◆ Material
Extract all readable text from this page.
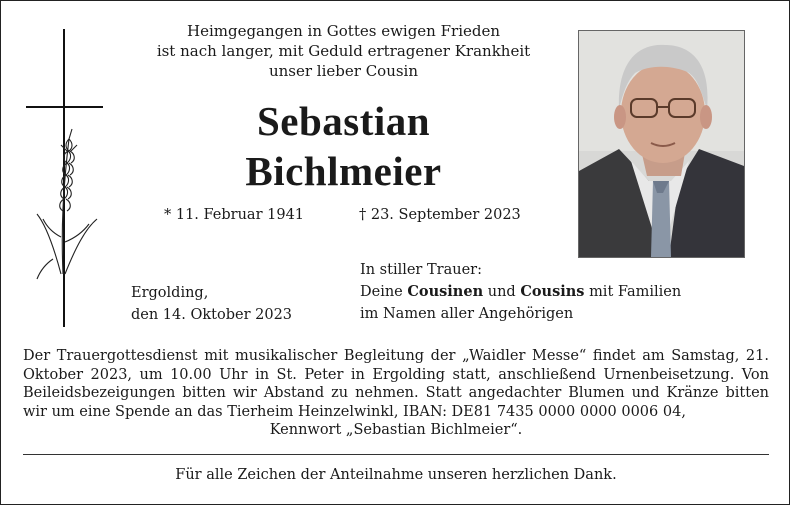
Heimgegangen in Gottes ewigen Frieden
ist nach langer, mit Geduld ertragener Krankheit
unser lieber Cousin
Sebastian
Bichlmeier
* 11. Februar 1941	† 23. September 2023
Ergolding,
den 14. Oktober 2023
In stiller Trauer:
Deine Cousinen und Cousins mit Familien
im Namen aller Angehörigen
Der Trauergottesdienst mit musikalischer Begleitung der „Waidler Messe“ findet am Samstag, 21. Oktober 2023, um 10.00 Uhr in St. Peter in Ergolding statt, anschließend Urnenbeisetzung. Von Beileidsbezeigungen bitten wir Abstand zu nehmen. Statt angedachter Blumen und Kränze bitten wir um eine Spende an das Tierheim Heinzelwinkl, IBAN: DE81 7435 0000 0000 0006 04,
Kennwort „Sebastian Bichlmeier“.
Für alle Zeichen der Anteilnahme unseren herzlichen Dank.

◆ Exercise aim
Omit the pictures. Transcribe every record exactly.

◆ Result of the task
Extract all readable text from this page.
Heimgegangen in Gottes ewigen Frieden
ist nach langer, mit Geduld ertragener Krankheit
unser lieber Cousin
Sebastian
Bichlmeier
* 11. Februar 1941	† 23. September 2023
Ergolding,
den 14. Oktober 2023
In stiller Trauer:
Deine Cousinen und Cousins mit Familien
im Namen aller Angehörigen
Der Trauergottesdienst mit musikalischer Begleitung der „Waidler Messe“ findet am Samstag, 21. Oktober 2023, um 10.00 Uhr in St. Peter in Ergolding statt, anschließend Urnenbeisetzung. Von Beileidsbezeigungen bitten wir Abstand zu nehmen. Statt angedachter Blumen und Kränze bitten wir um eine Spende an das Tierheim Heinzelwinkl, IBAN: DE81 7435 0000 0000 0006 04,
Kennwort „Sebastian Bichlmeier“.
Für alle Zeichen der Anteilnahme unseren herzlichen Dank.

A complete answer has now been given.